— start of Input data —

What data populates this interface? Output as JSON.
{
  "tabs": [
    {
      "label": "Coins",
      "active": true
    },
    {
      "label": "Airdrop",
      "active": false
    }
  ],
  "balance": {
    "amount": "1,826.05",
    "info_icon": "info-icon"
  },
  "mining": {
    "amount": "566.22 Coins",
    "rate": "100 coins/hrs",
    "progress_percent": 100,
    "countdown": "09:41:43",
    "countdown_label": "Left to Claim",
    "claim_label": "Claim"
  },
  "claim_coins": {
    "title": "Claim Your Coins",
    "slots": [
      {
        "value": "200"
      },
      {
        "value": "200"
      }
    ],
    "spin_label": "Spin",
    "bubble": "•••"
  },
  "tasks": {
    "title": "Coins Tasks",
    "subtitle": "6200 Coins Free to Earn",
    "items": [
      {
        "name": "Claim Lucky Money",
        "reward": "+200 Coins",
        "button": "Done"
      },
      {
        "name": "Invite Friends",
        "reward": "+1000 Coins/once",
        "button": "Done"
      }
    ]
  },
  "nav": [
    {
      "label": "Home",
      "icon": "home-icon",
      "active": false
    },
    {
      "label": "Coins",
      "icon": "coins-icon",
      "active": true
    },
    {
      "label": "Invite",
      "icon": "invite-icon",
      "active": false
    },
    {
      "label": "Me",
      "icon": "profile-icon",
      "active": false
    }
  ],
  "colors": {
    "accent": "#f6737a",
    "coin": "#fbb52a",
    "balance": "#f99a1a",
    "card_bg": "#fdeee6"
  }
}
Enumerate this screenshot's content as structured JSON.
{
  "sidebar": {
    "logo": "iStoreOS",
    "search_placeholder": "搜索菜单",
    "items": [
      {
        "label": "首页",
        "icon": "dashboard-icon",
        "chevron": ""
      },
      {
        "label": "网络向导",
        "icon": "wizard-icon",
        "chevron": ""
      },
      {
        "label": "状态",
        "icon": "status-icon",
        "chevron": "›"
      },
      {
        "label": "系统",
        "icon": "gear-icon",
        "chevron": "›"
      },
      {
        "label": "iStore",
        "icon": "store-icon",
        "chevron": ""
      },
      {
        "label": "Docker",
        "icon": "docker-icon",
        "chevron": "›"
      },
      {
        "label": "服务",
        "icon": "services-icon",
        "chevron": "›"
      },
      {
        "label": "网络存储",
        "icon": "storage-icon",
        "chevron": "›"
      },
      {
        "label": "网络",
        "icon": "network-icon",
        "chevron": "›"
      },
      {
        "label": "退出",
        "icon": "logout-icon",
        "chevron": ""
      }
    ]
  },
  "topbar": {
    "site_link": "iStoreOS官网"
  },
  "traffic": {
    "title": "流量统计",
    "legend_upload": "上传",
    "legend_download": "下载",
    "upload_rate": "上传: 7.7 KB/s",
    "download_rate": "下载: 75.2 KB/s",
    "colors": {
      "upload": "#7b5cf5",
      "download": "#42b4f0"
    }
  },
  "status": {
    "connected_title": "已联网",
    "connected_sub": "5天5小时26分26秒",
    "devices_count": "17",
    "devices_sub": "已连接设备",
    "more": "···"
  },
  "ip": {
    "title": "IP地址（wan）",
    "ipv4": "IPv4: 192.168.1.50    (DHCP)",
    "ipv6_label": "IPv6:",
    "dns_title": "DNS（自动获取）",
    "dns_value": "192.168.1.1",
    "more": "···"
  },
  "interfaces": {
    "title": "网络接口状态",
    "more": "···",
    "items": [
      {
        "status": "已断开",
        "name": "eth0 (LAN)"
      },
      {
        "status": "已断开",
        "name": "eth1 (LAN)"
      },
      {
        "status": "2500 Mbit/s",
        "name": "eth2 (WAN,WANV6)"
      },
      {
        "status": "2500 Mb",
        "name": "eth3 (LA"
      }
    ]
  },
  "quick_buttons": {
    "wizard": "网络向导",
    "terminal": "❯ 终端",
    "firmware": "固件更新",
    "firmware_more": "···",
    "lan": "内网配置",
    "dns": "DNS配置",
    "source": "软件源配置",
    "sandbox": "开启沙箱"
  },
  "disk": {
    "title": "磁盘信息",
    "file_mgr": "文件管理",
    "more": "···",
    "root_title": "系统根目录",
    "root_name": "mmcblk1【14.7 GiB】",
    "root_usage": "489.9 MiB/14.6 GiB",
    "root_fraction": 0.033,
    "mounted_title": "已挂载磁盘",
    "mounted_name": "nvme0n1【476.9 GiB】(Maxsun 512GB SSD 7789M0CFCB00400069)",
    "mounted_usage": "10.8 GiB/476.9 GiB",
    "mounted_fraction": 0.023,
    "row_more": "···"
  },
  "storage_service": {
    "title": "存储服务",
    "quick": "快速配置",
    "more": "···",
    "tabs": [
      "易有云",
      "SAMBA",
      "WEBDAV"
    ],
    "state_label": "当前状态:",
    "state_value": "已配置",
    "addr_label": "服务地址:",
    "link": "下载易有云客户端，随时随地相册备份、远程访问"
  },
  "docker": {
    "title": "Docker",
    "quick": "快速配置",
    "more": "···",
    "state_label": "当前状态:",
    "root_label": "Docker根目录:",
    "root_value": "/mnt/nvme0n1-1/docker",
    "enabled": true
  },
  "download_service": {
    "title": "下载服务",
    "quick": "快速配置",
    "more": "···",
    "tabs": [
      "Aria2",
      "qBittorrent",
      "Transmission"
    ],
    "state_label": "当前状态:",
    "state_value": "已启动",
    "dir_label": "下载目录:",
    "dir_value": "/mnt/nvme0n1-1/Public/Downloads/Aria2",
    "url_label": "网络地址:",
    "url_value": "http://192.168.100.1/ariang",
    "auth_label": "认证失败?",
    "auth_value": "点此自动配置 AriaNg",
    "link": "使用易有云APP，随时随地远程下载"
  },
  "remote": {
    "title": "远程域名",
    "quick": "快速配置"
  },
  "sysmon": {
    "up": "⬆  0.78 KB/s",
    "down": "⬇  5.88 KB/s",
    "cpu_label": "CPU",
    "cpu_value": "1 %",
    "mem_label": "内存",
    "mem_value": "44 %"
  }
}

— end of Input data —

§ **What you should do**: Return each line with "this".

§ **Worked solution**:
What data populates this interface? Output as JSON.
Enumerate this screenshot's content as structured JSON.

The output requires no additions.